WHAT YOU HAVE TO DO> Nothing should be dropped or changed: copy every line of the listing.
============
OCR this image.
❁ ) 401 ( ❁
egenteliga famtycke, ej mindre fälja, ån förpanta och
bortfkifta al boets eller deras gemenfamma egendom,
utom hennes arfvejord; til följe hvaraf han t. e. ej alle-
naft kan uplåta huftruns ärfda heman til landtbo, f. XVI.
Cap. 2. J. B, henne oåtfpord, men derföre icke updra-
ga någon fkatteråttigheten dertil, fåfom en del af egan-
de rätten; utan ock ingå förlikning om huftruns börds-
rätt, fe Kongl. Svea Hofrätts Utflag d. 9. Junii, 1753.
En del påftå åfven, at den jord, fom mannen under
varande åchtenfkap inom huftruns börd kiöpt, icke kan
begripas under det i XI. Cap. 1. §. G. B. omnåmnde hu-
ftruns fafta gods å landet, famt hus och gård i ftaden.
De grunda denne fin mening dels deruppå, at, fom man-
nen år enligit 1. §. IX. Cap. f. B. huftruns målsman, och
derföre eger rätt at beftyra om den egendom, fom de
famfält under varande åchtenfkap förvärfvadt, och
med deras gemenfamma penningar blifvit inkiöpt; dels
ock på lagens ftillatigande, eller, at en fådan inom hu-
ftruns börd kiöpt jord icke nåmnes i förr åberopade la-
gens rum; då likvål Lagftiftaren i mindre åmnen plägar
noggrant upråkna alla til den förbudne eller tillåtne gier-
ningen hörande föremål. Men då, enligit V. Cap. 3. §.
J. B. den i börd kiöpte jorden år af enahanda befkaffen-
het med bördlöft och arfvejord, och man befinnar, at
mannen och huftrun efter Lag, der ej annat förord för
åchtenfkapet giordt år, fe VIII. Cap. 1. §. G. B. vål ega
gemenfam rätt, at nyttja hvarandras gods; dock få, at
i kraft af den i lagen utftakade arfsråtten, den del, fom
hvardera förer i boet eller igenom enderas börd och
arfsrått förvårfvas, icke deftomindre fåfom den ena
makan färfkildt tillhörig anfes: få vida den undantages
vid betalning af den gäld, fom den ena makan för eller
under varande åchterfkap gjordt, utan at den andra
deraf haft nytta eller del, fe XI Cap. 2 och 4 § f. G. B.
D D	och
============
TASK SOLUTION>
OCR this image.
❁ ) 401 ( ❁
egenteliga famtycke, ej mindre fälja, ån förpanta och
bortfkifta al boets eller deras gemenfamma egendom,
utom hennes arfvejord; til följe hvaraf han t. e. ej alle-
naft kan uplåta huftruns ärfda heman til landtbo, f. XVI.
Cap. 2. J. B, henne oåtfpord, men derföre icke updra-
ga någon fkatteråttigheten dertil, fåfom en del af egan-
de rätten; utan ock ingå förlikning om huftruns börds-
rätt, fe Kongl. Svea Hofrätts Utflag d. 9. Junii, 1753.
En del påftå åfven, at den jord, fom mannen under
varande åchtenfkap inom huftruns börd kiöpt, icke kan
begripas under det i XI. Cap. 1. §. G. B. omnåmnde hu-
ftruns fafta gods å landet, famt hus och gård i ftaden.
De grunda denne fin mening dels deruppå, at, fom man-
nen år enligit 1. §. IX. Cap. f. B. huftruns målsman, och
derföre eger rätt at beftyra om den egendom, fom de
famfält under varande åchtenfkap förvärfvadt, och
med deras gemenfamma penningar blifvit inkiöpt; dels
ock på lagens ftillatigande, eller, at en fådan inom hu-
ftruns börd kiöpt jord icke nåmnes i förr åberopade la-
gens rum; då likvål Lagftiftaren i mindre åmnen plägar
noggrant upråkna alla til den förbudne eller tillåtne gier-
ningen hörande föremål. Men då, enligit V. Cap. 3. §.
J. B. den i börd kiöpte jorden år af enahanda befkaffen-
het med bördlöft och arfvejord, och man befinnar, at
mannen och huftrun efter Lag, der ej annat förord för
åchtenfkapet giordt år, fe VIII. Cap. 1. §. G. B. vål ega
gemenfam rätt, at nyttja hvarandras gods; dock få, at
i kraft af den i lagen utftakade arfsråtten, den del, fom
hvardera förer i boet eller igenom enderas börd och
arfsrått förvårfvas, icke deftomindre fåfom den ena
makan färfkildt tillhörig anfes: få vida den undantages
vid betalning af den gäld, fom den ena makan för eller
under varande åchterfkap gjordt, utan at den andra
deraf haft nytta eller del, fe XI Cap. 2 och 4 § f. G. B.
D D	och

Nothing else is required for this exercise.